• [DIRECTIONS]: Search the records for the word "polar" and pick out every line that has it.

• [STORED RECORDS]:
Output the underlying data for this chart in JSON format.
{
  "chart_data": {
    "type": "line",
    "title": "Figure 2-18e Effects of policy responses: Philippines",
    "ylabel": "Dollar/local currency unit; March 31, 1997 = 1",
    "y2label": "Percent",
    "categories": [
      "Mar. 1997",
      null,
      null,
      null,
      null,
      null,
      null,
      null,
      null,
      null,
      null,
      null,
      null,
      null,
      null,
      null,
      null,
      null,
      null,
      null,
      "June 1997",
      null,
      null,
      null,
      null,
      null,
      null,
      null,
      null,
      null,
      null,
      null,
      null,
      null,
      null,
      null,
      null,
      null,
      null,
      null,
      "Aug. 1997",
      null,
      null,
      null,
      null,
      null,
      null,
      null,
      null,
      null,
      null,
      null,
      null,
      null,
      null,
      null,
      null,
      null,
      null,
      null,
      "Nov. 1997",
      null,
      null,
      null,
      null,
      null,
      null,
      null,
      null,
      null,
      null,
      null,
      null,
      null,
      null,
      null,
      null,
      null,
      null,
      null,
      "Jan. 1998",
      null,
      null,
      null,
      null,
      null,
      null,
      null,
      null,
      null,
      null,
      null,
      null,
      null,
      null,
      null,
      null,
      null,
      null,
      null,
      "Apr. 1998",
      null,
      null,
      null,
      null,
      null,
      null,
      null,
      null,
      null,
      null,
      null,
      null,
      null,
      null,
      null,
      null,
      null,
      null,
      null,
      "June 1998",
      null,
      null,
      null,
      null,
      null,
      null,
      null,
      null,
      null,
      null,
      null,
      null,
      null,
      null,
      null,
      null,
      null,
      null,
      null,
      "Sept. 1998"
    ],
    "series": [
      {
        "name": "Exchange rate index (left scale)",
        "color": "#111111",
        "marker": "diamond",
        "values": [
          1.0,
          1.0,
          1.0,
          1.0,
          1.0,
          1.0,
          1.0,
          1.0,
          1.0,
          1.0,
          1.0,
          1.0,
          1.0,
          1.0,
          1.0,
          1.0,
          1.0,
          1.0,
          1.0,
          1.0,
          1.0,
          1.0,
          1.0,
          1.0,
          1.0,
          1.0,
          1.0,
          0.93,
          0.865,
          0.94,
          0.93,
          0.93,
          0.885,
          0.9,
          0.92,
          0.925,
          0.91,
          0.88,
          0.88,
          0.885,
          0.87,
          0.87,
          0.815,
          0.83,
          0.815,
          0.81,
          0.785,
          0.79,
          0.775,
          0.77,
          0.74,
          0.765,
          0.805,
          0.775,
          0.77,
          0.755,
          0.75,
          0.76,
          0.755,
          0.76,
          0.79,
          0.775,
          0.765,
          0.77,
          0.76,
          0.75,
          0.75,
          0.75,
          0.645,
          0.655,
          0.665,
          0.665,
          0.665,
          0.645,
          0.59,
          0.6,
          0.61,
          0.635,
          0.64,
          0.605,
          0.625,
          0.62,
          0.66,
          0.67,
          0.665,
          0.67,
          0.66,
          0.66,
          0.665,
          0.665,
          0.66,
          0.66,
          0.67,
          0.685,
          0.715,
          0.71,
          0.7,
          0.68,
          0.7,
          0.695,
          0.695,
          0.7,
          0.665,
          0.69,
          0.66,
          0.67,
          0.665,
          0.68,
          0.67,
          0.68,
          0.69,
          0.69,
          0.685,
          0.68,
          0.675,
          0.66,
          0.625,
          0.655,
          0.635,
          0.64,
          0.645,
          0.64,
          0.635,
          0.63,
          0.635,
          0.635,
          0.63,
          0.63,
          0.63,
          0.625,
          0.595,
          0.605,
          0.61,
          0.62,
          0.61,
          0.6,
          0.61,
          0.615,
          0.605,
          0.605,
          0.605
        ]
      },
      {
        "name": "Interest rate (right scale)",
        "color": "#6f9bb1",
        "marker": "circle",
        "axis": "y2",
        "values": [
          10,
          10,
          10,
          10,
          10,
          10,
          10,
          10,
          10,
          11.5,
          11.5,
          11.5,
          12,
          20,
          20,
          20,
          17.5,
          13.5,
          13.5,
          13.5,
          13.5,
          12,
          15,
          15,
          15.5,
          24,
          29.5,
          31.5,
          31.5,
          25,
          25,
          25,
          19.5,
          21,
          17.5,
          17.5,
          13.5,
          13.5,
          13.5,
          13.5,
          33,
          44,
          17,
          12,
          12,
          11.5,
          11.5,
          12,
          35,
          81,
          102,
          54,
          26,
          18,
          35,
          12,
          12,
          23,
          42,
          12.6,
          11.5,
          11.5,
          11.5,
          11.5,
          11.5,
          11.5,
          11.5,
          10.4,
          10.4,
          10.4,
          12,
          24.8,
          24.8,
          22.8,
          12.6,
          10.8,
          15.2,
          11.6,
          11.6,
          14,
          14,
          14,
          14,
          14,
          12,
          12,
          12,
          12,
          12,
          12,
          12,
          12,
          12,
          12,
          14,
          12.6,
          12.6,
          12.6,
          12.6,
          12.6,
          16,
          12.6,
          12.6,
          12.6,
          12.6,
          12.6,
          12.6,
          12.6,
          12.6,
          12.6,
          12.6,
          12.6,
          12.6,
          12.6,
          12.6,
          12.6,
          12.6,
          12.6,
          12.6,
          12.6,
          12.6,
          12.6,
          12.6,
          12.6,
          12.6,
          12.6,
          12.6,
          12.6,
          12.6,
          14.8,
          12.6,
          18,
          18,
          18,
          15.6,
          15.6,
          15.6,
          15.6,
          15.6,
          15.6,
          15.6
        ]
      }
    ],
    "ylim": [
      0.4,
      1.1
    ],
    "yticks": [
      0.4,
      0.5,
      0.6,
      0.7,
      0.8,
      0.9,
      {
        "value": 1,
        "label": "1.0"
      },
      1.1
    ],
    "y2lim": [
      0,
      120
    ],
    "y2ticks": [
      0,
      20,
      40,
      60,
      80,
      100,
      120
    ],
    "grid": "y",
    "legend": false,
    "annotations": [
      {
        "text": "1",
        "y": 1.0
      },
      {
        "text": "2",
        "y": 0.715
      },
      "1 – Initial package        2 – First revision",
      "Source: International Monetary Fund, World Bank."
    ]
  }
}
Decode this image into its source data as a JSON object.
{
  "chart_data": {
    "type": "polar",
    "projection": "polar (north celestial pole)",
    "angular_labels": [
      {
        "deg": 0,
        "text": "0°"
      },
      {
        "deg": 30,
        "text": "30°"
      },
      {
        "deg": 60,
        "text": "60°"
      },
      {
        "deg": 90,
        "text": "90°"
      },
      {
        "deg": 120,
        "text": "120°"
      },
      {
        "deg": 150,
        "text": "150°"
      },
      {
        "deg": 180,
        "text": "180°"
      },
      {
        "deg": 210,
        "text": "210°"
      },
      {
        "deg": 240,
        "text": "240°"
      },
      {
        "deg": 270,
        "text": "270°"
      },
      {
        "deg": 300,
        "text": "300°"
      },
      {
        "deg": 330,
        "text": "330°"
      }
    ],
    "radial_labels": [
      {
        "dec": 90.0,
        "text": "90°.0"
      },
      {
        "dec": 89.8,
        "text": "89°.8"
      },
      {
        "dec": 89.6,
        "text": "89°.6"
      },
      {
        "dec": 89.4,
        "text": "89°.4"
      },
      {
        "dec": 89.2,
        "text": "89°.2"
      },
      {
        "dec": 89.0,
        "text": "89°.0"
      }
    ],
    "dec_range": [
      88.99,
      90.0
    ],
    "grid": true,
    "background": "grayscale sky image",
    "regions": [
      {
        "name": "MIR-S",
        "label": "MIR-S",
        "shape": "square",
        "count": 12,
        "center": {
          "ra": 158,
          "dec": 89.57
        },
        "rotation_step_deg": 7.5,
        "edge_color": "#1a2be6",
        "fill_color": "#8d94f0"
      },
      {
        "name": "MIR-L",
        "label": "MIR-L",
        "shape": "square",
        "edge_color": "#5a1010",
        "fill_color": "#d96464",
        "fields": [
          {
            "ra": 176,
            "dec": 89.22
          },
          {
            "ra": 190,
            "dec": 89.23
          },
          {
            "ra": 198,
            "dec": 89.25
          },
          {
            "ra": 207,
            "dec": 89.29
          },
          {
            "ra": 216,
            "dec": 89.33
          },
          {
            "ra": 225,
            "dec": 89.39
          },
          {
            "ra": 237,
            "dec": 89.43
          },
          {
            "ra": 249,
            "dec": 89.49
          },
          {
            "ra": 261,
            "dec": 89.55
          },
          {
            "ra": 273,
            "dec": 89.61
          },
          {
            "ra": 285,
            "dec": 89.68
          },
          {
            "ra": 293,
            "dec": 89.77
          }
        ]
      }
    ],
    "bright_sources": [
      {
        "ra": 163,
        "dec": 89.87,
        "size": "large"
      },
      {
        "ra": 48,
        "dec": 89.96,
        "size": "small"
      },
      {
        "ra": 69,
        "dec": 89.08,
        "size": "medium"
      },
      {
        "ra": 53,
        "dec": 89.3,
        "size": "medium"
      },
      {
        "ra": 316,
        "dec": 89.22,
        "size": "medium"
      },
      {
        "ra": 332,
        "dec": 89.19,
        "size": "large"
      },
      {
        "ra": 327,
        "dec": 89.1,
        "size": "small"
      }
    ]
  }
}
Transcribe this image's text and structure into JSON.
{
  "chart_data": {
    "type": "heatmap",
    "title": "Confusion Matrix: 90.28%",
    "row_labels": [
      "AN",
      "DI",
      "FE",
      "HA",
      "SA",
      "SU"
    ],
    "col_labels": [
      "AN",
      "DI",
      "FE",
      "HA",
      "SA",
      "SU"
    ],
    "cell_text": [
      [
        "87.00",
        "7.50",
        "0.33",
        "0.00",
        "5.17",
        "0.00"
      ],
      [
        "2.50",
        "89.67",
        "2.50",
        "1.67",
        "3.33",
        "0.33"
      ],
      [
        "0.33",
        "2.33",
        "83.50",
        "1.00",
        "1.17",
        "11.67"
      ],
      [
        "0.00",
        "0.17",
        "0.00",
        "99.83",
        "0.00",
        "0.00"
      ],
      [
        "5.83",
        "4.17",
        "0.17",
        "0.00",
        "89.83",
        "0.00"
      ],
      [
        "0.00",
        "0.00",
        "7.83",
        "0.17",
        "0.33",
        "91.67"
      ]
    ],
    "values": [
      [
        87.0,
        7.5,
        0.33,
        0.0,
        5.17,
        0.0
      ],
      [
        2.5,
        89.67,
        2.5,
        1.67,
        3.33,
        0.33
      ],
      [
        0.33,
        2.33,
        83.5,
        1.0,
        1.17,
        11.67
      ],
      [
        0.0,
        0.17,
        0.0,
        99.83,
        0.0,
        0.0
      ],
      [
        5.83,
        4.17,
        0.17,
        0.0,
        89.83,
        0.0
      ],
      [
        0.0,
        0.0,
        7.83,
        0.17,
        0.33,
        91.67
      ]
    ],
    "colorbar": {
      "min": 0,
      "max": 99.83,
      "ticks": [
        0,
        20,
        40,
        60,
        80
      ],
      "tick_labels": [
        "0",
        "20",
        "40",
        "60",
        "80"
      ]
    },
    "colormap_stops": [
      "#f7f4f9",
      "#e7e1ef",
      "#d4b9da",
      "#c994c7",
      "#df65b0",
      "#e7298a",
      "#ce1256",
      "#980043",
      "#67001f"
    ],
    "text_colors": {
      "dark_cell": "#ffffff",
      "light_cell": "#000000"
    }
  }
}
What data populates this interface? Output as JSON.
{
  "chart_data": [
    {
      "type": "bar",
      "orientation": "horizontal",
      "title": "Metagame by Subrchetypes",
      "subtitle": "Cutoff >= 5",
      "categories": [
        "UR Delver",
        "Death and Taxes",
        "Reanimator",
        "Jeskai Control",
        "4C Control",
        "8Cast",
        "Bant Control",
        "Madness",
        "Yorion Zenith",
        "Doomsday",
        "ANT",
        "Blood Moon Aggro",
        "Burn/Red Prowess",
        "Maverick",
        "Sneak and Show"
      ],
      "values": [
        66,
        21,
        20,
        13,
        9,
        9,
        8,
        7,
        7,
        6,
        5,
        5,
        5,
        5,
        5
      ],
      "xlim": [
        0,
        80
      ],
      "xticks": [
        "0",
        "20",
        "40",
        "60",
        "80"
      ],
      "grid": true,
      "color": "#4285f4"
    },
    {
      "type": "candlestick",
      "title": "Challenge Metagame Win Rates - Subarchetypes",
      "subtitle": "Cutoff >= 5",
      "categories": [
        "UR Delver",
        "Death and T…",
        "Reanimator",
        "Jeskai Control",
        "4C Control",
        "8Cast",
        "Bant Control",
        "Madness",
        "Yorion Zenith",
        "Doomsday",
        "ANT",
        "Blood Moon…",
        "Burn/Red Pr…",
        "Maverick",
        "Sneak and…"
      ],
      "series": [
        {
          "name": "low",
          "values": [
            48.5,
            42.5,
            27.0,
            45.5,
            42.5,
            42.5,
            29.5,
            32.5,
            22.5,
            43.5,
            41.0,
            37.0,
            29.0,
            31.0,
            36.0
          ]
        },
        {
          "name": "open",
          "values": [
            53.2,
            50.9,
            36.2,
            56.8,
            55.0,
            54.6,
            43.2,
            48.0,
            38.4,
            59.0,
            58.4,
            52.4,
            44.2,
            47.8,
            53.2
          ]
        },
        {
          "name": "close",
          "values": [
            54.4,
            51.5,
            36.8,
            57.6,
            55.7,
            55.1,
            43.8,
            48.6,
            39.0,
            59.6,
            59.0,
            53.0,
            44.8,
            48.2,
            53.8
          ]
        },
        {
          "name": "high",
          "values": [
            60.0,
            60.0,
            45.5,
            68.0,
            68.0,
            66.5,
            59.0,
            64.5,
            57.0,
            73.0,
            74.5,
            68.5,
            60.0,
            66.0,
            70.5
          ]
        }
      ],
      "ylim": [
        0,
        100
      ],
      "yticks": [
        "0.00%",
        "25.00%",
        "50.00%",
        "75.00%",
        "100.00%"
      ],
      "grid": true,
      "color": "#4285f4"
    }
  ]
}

• [SOLUTION BELOW]:
    "type": "polar",
    "projection": "polar (north celestial pole)",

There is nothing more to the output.